:: EXERCISE ::
Copy the data below exactly.

:: ITEMS ::
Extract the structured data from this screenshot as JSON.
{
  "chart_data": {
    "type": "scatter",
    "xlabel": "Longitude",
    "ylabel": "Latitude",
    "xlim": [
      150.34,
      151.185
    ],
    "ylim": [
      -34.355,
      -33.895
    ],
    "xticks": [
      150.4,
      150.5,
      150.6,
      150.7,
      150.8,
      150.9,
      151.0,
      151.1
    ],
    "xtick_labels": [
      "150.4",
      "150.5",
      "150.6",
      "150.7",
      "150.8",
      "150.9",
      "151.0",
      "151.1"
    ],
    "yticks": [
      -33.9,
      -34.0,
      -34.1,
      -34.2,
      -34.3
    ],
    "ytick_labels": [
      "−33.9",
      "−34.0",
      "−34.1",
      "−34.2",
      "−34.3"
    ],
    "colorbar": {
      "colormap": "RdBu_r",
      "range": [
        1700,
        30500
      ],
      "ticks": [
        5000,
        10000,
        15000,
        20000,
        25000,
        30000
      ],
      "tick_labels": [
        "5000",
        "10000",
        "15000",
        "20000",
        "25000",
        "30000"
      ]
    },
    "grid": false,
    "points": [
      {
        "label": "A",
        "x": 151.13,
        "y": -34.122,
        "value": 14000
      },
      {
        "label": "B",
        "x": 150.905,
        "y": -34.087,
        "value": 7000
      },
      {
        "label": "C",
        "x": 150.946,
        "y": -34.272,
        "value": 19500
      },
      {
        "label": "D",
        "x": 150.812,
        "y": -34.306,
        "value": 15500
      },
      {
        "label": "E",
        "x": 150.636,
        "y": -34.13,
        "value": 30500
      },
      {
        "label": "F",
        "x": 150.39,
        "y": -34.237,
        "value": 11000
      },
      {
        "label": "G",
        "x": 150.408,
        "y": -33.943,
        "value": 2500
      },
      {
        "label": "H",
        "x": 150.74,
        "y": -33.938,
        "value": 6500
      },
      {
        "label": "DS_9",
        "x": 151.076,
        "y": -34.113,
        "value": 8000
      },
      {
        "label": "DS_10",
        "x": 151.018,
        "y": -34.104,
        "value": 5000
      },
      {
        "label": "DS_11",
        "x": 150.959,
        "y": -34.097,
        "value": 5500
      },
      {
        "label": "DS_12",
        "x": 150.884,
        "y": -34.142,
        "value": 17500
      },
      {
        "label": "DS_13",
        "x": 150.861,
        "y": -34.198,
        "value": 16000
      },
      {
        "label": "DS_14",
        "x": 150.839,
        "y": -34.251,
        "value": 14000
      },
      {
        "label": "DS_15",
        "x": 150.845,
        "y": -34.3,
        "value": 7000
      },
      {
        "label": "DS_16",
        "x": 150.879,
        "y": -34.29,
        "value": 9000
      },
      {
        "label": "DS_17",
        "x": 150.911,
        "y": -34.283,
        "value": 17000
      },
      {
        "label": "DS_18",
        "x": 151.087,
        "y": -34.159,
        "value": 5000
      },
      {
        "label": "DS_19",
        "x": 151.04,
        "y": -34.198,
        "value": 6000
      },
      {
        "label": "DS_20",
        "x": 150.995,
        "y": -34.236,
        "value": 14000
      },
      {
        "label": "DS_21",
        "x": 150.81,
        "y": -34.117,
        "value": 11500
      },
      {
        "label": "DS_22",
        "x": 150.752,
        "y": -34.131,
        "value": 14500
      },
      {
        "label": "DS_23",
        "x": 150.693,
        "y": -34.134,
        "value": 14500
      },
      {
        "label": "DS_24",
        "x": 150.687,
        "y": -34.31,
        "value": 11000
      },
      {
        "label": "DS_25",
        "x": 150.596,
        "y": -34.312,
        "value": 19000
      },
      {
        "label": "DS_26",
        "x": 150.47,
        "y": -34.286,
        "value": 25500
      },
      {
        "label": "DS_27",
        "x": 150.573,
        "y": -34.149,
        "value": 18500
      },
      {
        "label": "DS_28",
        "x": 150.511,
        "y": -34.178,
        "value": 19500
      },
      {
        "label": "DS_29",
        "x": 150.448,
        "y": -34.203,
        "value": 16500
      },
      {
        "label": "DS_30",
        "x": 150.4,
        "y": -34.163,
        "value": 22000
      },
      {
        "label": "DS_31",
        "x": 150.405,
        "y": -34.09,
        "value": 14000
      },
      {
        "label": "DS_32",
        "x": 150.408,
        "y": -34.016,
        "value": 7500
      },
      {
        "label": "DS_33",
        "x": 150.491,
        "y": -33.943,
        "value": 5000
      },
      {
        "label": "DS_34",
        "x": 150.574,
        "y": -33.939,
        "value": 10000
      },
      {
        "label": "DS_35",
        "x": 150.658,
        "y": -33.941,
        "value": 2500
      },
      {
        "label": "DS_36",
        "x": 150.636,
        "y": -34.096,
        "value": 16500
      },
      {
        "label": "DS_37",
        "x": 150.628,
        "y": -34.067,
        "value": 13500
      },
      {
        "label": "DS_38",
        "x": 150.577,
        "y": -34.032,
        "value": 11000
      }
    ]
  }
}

:: EXERCISE ANSWER ::
Extract the structured data from this screenshot as JSON.
{
  "chart_data": {
    "type": "scatter",
    "xlabel": "Longitude",
    "ylabel": "Latitude",
    "xlim": [
      150.34,
      151.185
    ],
    "ylim": [
      -34.355,
      -33.895
    ],
    "xticks": [
      150.4,
      150.5,
      150.6,
      150.7,
      150.8,
      150.9,
      151.0,
      151.1
    ],
    "xtick_labels": [
      "150.4",
      "150.5",
      "150.6",
      "150.7",
      "150.8",
      "150.9",
      "151.0",
      "151.1"
    ],
    "yticks": [
      -33.9,
      -34.0,
      -34.1,
      -34.2,
      -34.3
    ],
    "ytick_labels": [
      "−33.9",
      "−34.0",
      "−34.1",
      "−34.2",
      "−34.3"
    ],
    "colorbar": {
      "colormap": "RdBu_r",
      "range": [
        1700,
        30500
      ],
      "ticks": [
        5000,
        10000,
        15000,
        20000,
        25000,
        30000
      ],
      "tick_labels": [
        "5000",
        "10000",
        "15000",
        "20000",
        "25000",
        "30000"
      ]
    },
    "grid": false,
    "points": [
      {
        "label": "A",
        "x": 151.13,
        "y": -34.122,
        "value": 14000
      },
      {
        "label": "B",
        "x": 150.905,
        "y": -34.087,
        "value": 7000
      },
      {
        "label": "C",
        "x": 150.946,
        "y": -34.272,
        "value": 19500
      },
      {
        "label": "D",
        "x": 150.812,
        "y": -34.306,
        "value": 15500
      },
      {
        "label": "E",
        "x": 150.636,
        "y": -34.13,
        "value": 30500
      },
      {
        "label": "F",
        "x": 150.39,
        "y": -34.237,
        "value": 11000
      },
      {
        "label": "G",
        "x": 150.408,
        "y": -33.943,
        "value": 2500
      },
      {
        "label": "H",
        "x": 150.74,
        "y": -33.938,
        "value": 6500
      },
      {
        "label": "DS_9",
        "x": 151.076,
        "y": -34.113,
        "value": 8000
      },
      {
        "label": "DS_10",
        "x": 151.018,
        "y": -34.104,
        "value": 5000
      },
      {
        "label": "DS_11",
        "x": 150.959,
        "y": -34.097,
        "value": 5500
      },
      {
        "label": "DS_12",
        "x": 150.884,
        "y": -34.142,
        "value": 17500
      },
      {
        "label": "DS_13",
        "x": 150.861,
        "y": -34.198,
        "value": 16000
      },
      {
        "label": "DS_14",
        "x": 150.839,
        "y": -34.251,
        "value": 14000
      },
      {
        "label": "DS_15",
        "x": 150.845,
        "y": -34.3,
        "value": 7000
      },
      {
        "label": "DS_16",
        "x": 150.879,
        "y": -34.29,
        "value": 9000
      },
      {
        "label": "DS_17",
        "x": 150.911,
        "y": -34.283,
        "value": 17000
      },
      {
        "label": "DS_18",
        "x": 151.087,
        "y": -34.159,
        "value": 5000
      },
      {
        "label": "DS_19",
        "x": 151.04,
        "y": -34.198,
        "value": 6000
      },
      {
        "label": "DS_20",
        "x": 150.995,
        "y": -34.236,
        "value": 14000
      },
      {
        "label": "DS_21",
        "x": 150.81,
        "y": -34.117,
        "value": 11500
      },
      {
        "label": "DS_22",
        "x": 150.752,
        "y": -34.131,
        "value": 14500
      },
      {
        "label": "DS_23",
        "x": 150.693,
        "y": -34.134,
        "value": 14500
      },
      {
        "label": "DS_24",
        "x": 150.687,
        "y": -34.31,
        "value": 11000
      },
      {
        "label": "DS_25",
        "x": 150.596,
        "y": -34.312,
        "value": 19000
      },
      {
        "label": "DS_26",
        "x": 150.47,
        "y": -34.286,
        "value": 25500
      },
      {
        "label": "DS_27",
        "x": 150.573,
        "y": -34.149,
        "value": 18500
      },
      {
        "label": "DS_28",
        "x": 150.511,
        "y": -34.178,
        "value": 19500
      },
      {
        "label": "DS_29",
        "x": 150.448,
        "y": -34.203,
        "value": 16500
      },
      {
        "label": "DS_30",
        "x": 150.4,
        "y": -34.163,
        "value": 22000
      },
      {
        "label": "DS_31",
        "x": 150.405,
        "y": -34.09,
        "value": 14000
      },
      {
        "label": "DS_32",
        "x": 150.408,
        "y": -34.016,
        "value": 7500
      },
      {
        "label": "DS_33",
        "x": 150.491,
        "y": -33.943,
        "value": 5000
      },
      {
        "label": "DS_34",
        "x": 150.574,
        "y": -33.939,
        "value": 10000
      },
      {
        "label": "DS_35",
        "x": 150.658,
        "y": -33.941,
        "value": 2500
      },
      {
        "label": "DS_36",
        "x": 150.636,
        "y": -34.096,
        "value": 16500
      },
      {
        "label": "DS_37",
        "x": 150.628,
        "y": -34.067,
        "value": 13500
      },
      {
        "label": "DS_38",
        "x": 150.577,
        "y": -34.032,
        "value": 11000
      }
    ]
  }
}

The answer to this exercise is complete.